#### YOUR GOAL:
From the records below, extract all the text exactly and leave the images behind.

--

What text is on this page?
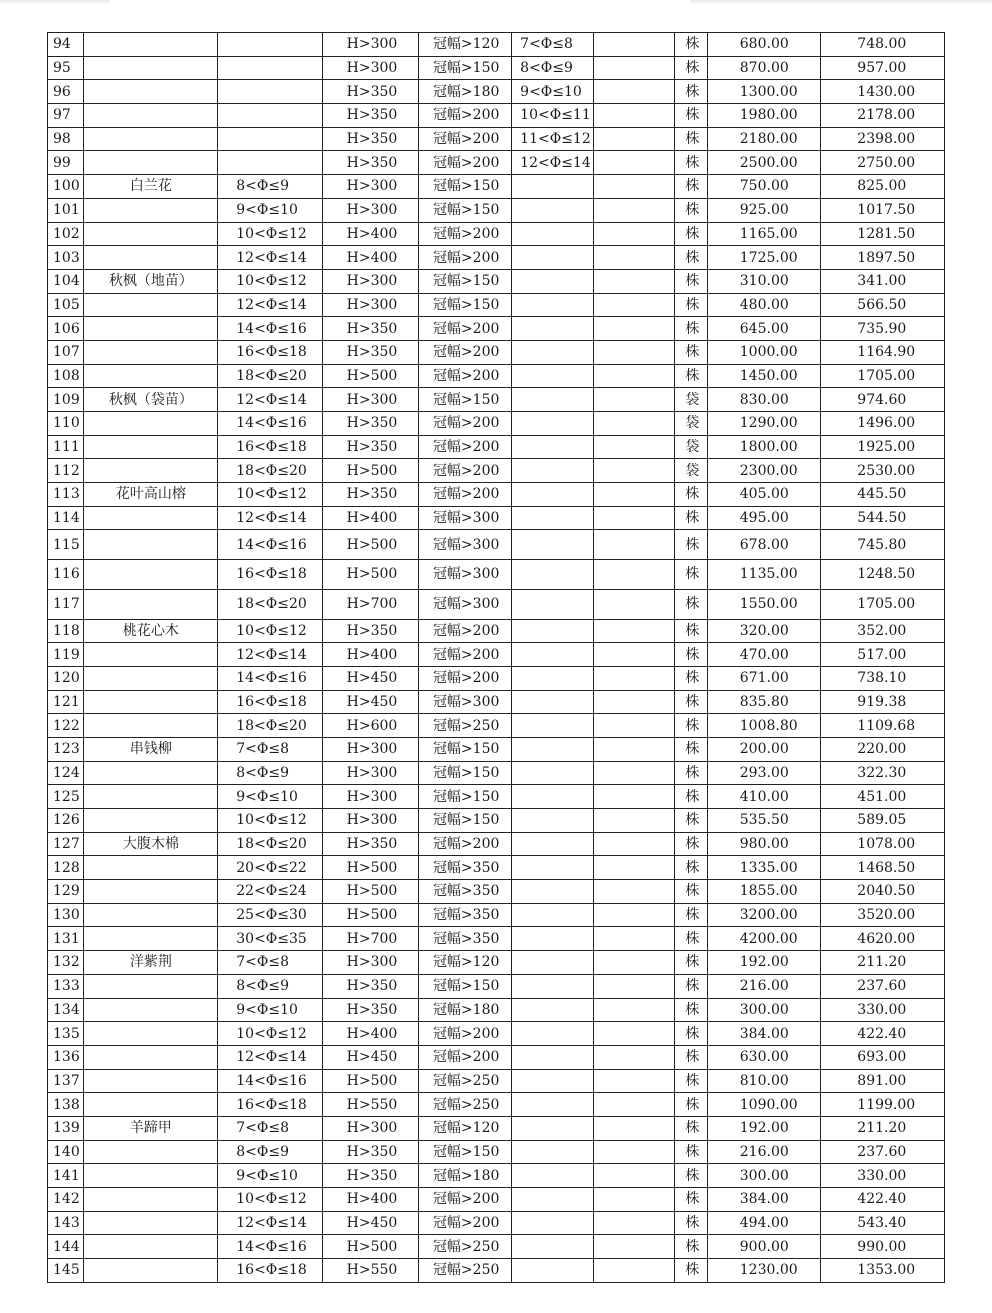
94			H>300	冠幅>120	7<Φ≤8		株	680.00	748.00
95			H>300	冠幅>150	8<Φ≤9		株	870.00	957.00
96			H>350	冠幅>180	9<Φ≤10		株	1300.00	1430.00
97			H>350	冠幅>200	10<Φ≤11		株	1980.00	2178.00
98			H>350	冠幅>200	11<Φ≤12		株	2180.00	2398.00
99			H>350	冠幅>200	12<Φ≤14		株	2500.00	2750.00
100	白兰花	8<Φ≤9	H>300	冠幅>150			株	750.00	825.00
101		9<Φ≤10	H>300	冠幅>150			株	925.00	1017.50
102		10<Φ≤12	H>400	冠幅>200			株	1165.00	1281.50
103		12<Φ≤14	H>400	冠幅>200			株	1725.00	1897.50
104	秋枫（地苗）	10<Φ≤12	H>300	冠幅>150			株	310.00	341.00
105		12<Φ≤14	H>300	冠幅>150			株	480.00	566.50
106		14<Φ≤16	H>350	冠幅>200			株	645.00	735.90
107		16<Φ≤18	H>350	冠幅>200			株	1000.00	1164.90
108		18<Φ≤20	H>500	冠幅>200			株	1450.00	1705.00
109	秋枫（袋苗）	12<Φ≤14	H>300	冠幅>150			袋	830.00	974.60
110		14<Φ≤16	H>350	冠幅>200			袋	1290.00	1496.00
111		16<Φ≤18	H>350	冠幅>200			袋	1800.00	1925.00
112		18<Φ≤20	H>500	冠幅>200			袋	2300.00	2530.00
113	花叶高山榕	10<Φ≤12	H>350	冠幅>200			株	405.00	445.50
114		12<Φ≤14	H>400	冠幅>300			株	495.00	544.50
115		14<Φ≤16	H>500	冠幅>300			株	678.00	745.80
116		16<Φ≤18	H>500	冠幅>300			株	1135.00	1248.50
117		18<Φ≤20	H>700	冠幅>300			株	1550.00	1705.00
118	桃花心木	10<Φ≤12	H>350	冠幅>200			株	320.00	352.00
119		12<Φ≤14	H>400	冠幅>200			株	470.00	517.00
120		14<Φ≤16	H>450	冠幅>200			株	671.00	738.10
121		16<Φ≤18	H>450	冠幅>300			株	835.80	919.38
122		18<Φ≤20	H>600	冠幅>250			株	1008.80	1109.68
123	串钱柳	7<Φ≤8	H>300	冠幅>150			株	200.00	220.00
124		8<Φ≤9	H>300	冠幅>150			株	293.00	322.30
125		9<Φ≤10	H>300	冠幅>150			株	410.00	451.00
126		10<Φ≤12	H>300	冠幅>150			株	535.50	589.05
127	大腹木棉	18<Φ≤20	H>350	冠幅>200			株	980.00	1078.00
128		20<Φ≤22	H>500	冠幅>350			株	1335.00	1468.50
129		22<Φ≤24	H>500	冠幅>350			株	1855.00	2040.50
130		25<Φ≤30	H>500	冠幅>350			株	3200.00	3520.00
131		30<Φ≤35	H>700	冠幅>350			株	4200.00	4620.00
132	洋紫荆	7<Φ≤8	H>300	冠幅>120			株	192.00	211.20
133		8<Φ≤9	H>350	冠幅>150			株	216.00	237.60
134		9<Φ≤10	H>350	冠幅>180			株	300.00	330.00
135		10<Φ≤12	H>400	冠幅>200			株	384.00	422.40
136		12<Φ≤14	H>450	冠幅>200			株	630.00	693.00
137		14<Φ≤16	H>500	冠幅>250			株	810.00	891.00
138		16<Φ≤18	H>550	冠幅>250			株	1090.00	1199.00
139	羊蹄甲	7<Φ≤8	H>300	冠幅>120			株	192.00	211.20
140		8<Φ≤9	H>350	冠幅>150			株	216.00	237.60
141		9<Φ≤10	H>350	冠幅>180			株	300.00	330.00
142		10<Φ≤12	H>400	冠幅>200			株	384.00	422.40
143		12<Φ≤14	H>450	冠幅>200			株	494.00	543.40
144		14<Φ≤16	H>500	冠幅>250			株	900.00	990.00
145		16<Φ≤18	H>550	冠幅>250			株	1230.00	1353.00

--

#### EXERCISE RESULT:
What text is on this page?
94			H>300	冠幅>120	7<Φ≤8		株	680.00	748.00
95			H>300	冠幅>150	8<Φ≤9		株	870.00	957.00
96			H>350	冠幅>180	9<Φ≤10		株	1300.00	1430.00
97			H>350	冠幅>200	10<Φ≤11		株	1980.00	2178.00
98			H>350	冠幅>200	11<Φ≤12		株	2180.00	2398.00
99			H>350	冠幅>200	12<Φ≤14		株	2500.00	2750.00
100	白兰花	8<Φ≤9	H>300	冠幅>150			株	750.00	825.00
101		9<Φ≤10	H>300	冠幅>150			株	925.00	1017.50
102		10<Φ≤12	H>400	冠幅>200			株	1165.00	1281.50
103		12<Φ≤14	H>400	冠幅>200			株	1725.00	1897.50
104	秋枫（地苗）	10<Φ≤12	H>300	冠幅>150			株	310.00	341.00
105		12<Φ≤14	H>300	冠幅>150			株	480.00	566.50
106		14<Φ≤16	H>350	冠幅>200			株	645.00	735.90
107		16<Φ≤18	H>350	冠幅>200			株	1000.00	1164.90
108		18<Φ≤20	H>500	冠幅>200			株	1450.00	1705.00
109	秋枫（袋苗）	12<Φ≤14	H>300	冠幅>150			袋	830.00	974.60
110		14<Φ≤16	H>350	冠幅>200			袋	1290.00	1496.00
111		16<Φ≤18	H>350	冠幅>200			袋	1800.00	1925.00
112		18<Φ≤20	H>500	冠幅>200			袋	2300.00	2530.00
113	花叶高山榕	10<Φ≤12	H>350	冠幅>200			株	405.00	445.50
114		12<Φ≤14	H>400	冠幅>300			株	495.00	544.50
115		14<Φ≤16	H>500	冠幅>300			株	678.00	745.80
116		16<Φ≤18	H>500	冠幅>300			株	1135.00	1248.50
117		18<Φ≤20	H>700	冠幅>300			株	1550.00	1705.00
118	桃花心木	10<Φ≤12	H>350	冠幅>200			株	320.00	352.00
119		12<Φ≤14	H>400	冠幅>200			株	470.00	517.00
120		14<Φ≤16	H>450	冠幅>200			株	671.00	738.10
121		16<Φ≤18	H>450	冠幅>300			株	835.80	919.38
122		18<Φ≤20	H>600	冠幅>250			株	1008.80	1109.68
123	串钱柳	7<Φ≤8	H>300	冠幅>150			株	200.00	220.00
124		8<Φ≤9	H>300	冠幅>150			株	293.00	322.30
125		9<Φ≤10	H>300	冠幅>150			株	410.00	451.00
126		10<Φ≤12	H>300	冠幅>150			株	535.50	589.05
127	大腹木棉	18<Φ≤20	H>350	冠幅>200			株	980.00	1078.00
128		20<Φ≤22	H>500	冠幅>350			株	1335.00	1468.50
129		22<Φ≤24	H>500	冠幅>350			株	1855.00	2040.50
130		25<Φ≤30	H>500	冠幅>350			株	3200.00	3520.00
131		30<Φ≤35	H>700	冠幅>350			株	4200.00	4620.00
132	洋紫荆	7<Φ≤8	H>300	冠幅>120			株	192.00	211.20
133		8<Φ≤9	H>350	冠幅>150			株	216.00	237.60
134		9<Φ≤10	H>350	冠幅>180			株	300.00	330.00
135		10<Φ≤12	H>400	冠幅>200			株	384.00	422.40
136		12<Φ≤14	H>450	冠幅>200			株	630.00	693.00
137		14<Φ≤16	H>500	冠幅>250			株	810.00	891.00
138		16<Φ≤18	H>550	冠幅>250			株	1090.00	1199.00
139	羊蹄甲	7<Φ≤8	H>300	冠幅>120			株	192.00	211.20
140		8<Φ≤9	H>350	冠幅>150			株	216.00	237.60
141		9<Φ≤10	H>350	冠幅>180			株	300.00	330.00
142		10<Φ≤12	H>400	冠幅>200			株	384.00	422.40
143		12<Φ≤14	H>450	冠幅>200			株	494.00	543.40
144		14<Φ≤16	H>500	冠幅>250			株	900.00	990.00
145		16<Φ≤18	H>550	冠幅>250			株	1230.00	1353.00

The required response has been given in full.